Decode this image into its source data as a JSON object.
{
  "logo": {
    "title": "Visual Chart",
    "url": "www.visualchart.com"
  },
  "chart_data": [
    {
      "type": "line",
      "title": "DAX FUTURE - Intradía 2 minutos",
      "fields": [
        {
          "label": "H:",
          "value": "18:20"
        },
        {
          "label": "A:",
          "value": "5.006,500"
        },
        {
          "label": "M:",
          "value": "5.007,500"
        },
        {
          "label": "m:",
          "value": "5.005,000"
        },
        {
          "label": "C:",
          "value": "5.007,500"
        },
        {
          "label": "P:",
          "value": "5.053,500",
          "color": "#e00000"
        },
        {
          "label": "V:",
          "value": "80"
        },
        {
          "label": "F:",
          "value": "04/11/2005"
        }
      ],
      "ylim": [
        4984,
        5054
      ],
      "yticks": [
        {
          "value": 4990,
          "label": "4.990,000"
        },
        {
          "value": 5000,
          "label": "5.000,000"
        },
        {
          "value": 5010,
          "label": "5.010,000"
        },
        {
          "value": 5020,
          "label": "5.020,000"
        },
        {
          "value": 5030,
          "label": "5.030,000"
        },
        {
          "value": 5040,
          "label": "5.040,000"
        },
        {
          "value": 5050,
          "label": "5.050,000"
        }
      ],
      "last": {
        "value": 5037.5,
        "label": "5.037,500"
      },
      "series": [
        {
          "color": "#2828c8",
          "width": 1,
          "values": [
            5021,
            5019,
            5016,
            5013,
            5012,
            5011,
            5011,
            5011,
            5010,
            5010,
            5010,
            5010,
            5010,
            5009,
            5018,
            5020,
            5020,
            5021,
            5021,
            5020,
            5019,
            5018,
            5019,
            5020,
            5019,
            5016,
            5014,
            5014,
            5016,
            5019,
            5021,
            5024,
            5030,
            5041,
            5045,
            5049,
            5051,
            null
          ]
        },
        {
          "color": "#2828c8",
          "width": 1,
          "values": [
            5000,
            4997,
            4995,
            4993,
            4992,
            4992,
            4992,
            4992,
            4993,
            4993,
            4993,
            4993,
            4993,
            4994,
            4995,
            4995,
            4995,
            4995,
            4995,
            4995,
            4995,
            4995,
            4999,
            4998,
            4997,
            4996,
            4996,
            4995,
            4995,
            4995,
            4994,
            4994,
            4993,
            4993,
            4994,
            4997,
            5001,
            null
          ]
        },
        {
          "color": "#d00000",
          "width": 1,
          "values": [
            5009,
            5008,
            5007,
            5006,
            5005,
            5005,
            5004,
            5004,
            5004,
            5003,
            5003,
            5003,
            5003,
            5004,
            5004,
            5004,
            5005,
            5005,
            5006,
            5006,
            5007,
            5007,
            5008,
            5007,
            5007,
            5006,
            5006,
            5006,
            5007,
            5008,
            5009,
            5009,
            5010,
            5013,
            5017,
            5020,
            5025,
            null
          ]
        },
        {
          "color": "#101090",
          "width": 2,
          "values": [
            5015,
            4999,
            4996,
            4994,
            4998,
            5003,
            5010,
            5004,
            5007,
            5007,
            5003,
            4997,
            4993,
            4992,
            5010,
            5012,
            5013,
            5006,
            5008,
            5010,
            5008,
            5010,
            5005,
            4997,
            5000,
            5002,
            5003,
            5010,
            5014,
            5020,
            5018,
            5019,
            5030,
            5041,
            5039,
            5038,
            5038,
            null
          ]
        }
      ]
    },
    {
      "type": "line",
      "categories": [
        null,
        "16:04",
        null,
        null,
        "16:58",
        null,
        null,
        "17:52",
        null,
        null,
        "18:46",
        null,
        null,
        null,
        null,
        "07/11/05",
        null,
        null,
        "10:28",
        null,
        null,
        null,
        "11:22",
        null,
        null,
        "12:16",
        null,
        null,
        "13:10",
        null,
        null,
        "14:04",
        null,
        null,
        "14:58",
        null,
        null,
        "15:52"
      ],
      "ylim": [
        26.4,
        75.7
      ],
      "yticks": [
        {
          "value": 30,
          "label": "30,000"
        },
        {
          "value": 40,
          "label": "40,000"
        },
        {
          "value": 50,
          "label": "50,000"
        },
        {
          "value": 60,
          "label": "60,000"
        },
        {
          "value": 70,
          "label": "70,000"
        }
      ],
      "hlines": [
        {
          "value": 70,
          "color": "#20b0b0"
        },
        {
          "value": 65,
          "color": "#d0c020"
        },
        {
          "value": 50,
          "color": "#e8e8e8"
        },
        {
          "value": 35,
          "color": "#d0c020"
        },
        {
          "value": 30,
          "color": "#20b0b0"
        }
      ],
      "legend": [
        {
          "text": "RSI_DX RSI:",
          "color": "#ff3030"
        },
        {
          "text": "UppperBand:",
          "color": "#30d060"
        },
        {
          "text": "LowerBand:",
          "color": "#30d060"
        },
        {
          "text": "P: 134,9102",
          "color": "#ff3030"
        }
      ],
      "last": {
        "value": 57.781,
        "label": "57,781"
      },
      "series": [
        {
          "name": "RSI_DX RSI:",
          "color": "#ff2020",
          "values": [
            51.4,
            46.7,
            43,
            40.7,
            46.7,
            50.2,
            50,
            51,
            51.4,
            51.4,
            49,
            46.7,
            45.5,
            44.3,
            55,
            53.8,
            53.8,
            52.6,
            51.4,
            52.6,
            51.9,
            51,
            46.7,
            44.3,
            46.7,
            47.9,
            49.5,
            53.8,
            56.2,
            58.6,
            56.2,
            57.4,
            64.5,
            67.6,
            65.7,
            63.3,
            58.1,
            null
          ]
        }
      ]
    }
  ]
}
■ ■ ■
* **WHAT TO PRODUCE**: Transcribe every entry exactly.

* **OUTPUT BELOW**:
Decode this image into its source data as a JSON object.
{
  "logo": {
    "title": "Visual Chart",
    "url": "www.visualchart.com"
  },
  "chart_data": [
    {
      "type": "line",
      "title": "DAX FUTURE - Intradía 2 minutos",
      "fields": [
        {
          "label": "H:",
          "value": "18:20"
        },
        {
          "label": "A:",
          "value": "5.006,500"
        },
        {
          "label": "M:",
          "value": "5.007,500"
        },
        {
          "label": "m:",
          "value": "5.005,000"
        },
        {
          "label": "C:",
          "value": "5.007,500"
        },
        {
          "label": "P:",
          "value": "5.053,500",
          "color": "#e00000"
        },
        {
          "label": "V:",
          "value": "80"
        },
        {
          "label": "F:",
          "value": "04/11/2005"
        }
      ],
      "ylim": [
        4984,
        5054
      ],
      "yticks": [
        {
          "value": 4990,
          "label": "4.990,000"
        },
        {
          "value": 5000,
          "label": "5.000,000"
        },
        {
          "value": 5010,
          "label": "5.010,000"
        },
        {
          "value": 5020,
          "label": "5.020,000"
        },
        {
          "value": 5030,
          "label": "5.030,000"
        },
        {
          "value": 5040,
          "label": "5.040,000"
        },
        {
          "value": 5050,
          "label": "5.050,000"
        }
      ],
      "last": {
        "value": 5037.5,
        "label": "5.037,500"
      },
      "series": [
        {
          "color": "#2828c8",
          "width": 1,
          "values": [
            5021,
            5019,
            5016,
            5013,
            5012,
            5011,
            5011,
            5011,
            5010,
            5010,
            5010,
            5010,
            5010,
            5009,
            5018,
            5020,
            5020,
            5021,
            5021,
            5020,
            5019,
            5018,
            5019,
            5020,
            5019,
            5016,
            5014,
            5014,
            5016,
            5019,
            5021,
            5024,
            5030,
            5041,
            5045,
            5049,
            5051,
            null
          ]
        },
        {
          "color": "#2828c8",
          "width": 1,
          "values": [
            5000,
            4997,
            4995,
            4993,
            4992,
            4992,
            4992,
            4992,
            4993,
            4993,
            4993,
            4993,
            4993,
            4994,
            4995,
            4995,
            4995,
            4995,
            4995,
            4995,
            4995,
            4995,
            4999,
            4998,
            4997,
            4996,
            4996,
            4995,
            4995,
            4995,
            4994,
            4994,
            4993,
            4993,
            4994,
            4997,
            5001,
            null
          ]
        },
        {
          "color": "#d00000",
          "width": 1,
          "values": [
            5009,
            5008,
            5007,
            5006,
            5005,
            5005,
            5004,
            5004,
            5004,
            5003,
            5003,
            5003,
            5003,
            5004,
            5004,
            5004,
            5005,
            5005,
            5006,
            5006,
            5007,
            5007,
            5008,
            5007,
            5007,
            5006,
            5006,
            5006,
            5007,
            5008,
            5009,
            5009,
            5010,
            5013,
            5017,
            5020,
            5025,
            null
          ]
        },
        {
          "color": "#101090",
          "width": 2,
          "values": [
            5015,
            4999,
            4996,
            4994,
            4998,
            5003,
            5010,
            5004,
            5007,
            5007,
            5003,
            4997,
            4993,
            4992,
            5010,
            5012,
            5013,
            5006,
            5008,
            5010,
            5008,
            5010,
            5005,
            4997,
            5000,
            5002,
            5003,
            5010,
            5014,
            5020,
            5018,
            5019,
            5030,
            5041,
            5039,
            5038,
            5038,
            null
          ]
        }
      ]
    },
    {
      "type": "line",
      "categories": [
        null,
        "16:04",
        null,
        null,
        "16:58",
        null,
        null,
        "17:52",
        null,
        null,
        "18:46",
        null,
        null,
        null,
        null,
        "07/11/05",
        null,
        null,
        "10:28",
        null,
        null,
        null,
        "11:22",
        null,
        null,
        "12:16",
        null,
        null,
        "13:10",
        null,
        null,
        "14:04",
        null,
        null,
        "14:58",
        null,
        null,
        "15:52"
      ],
      "ylim": [
        26.4,
        75.7
      ],
      "yticks": [
        {
          "value": 30,
          "label": "30,000"
        },
        {
          "value": 40,
          "label": "40,000"
        },
        {
          "value": 50,
          "label": "50,000"
        },
        {
          "value": 60,
          "label": "60,000"
        },
        {
          "value": 70,
          "label": "70,000"
        }
      ],
      "hlines": [
        {
          "value": 70,
          "color": "#20b0b0"
        },
        {
          "value": 65,
          "color": "#d0c020"
        },
        {
          "value": 50,
          "color": "#e8e8e8"
        },
        {
          "value": 35,
          "color": "#d0c020"
        },
        {
          "value": 30,
          "color": "#20b0b0"
        }
      ],
      "legend": [
        {
          "text": "RSI_DX RSI:",
          "color": "#ff3030"
        },
        {
          "text": "UppperBand:",
          "color": "#30d060"
        },
        {
          "text": "LowerBand:",
          "color": "#30d060"
        },
        {
          "text": "P: 134,9102",
          "color": "#ff3030"
        }
      ],
      "last": {
        "value": 57.781,
        "label": "57,781"
      },
      "series": [
        {
          "name": "RSI_DX RSI:",
          "color": "#ff2020",
          "values": [
            51.4,
            46.7,
            43,
            40.7,
            46.7,
            50.2,
            50,
            51,
            51.4,
            51.4,
            49,
            46.7,
            45.5,
            44.3,
            55,
            53.8,
            53.8,
            52.6,
            51.4,
            52.6,
            51.9,
            51,
            46.7,
            44.3,
            46.7,
            47.9,
            49.5,
            53.8,
            56.2,
            58.6,
            56.2,
            57.4,
            64.5,
            67.6,
            65.7,
            63.3,
            58.1,
            null
          ]
        }
      ]
    }
  ]
}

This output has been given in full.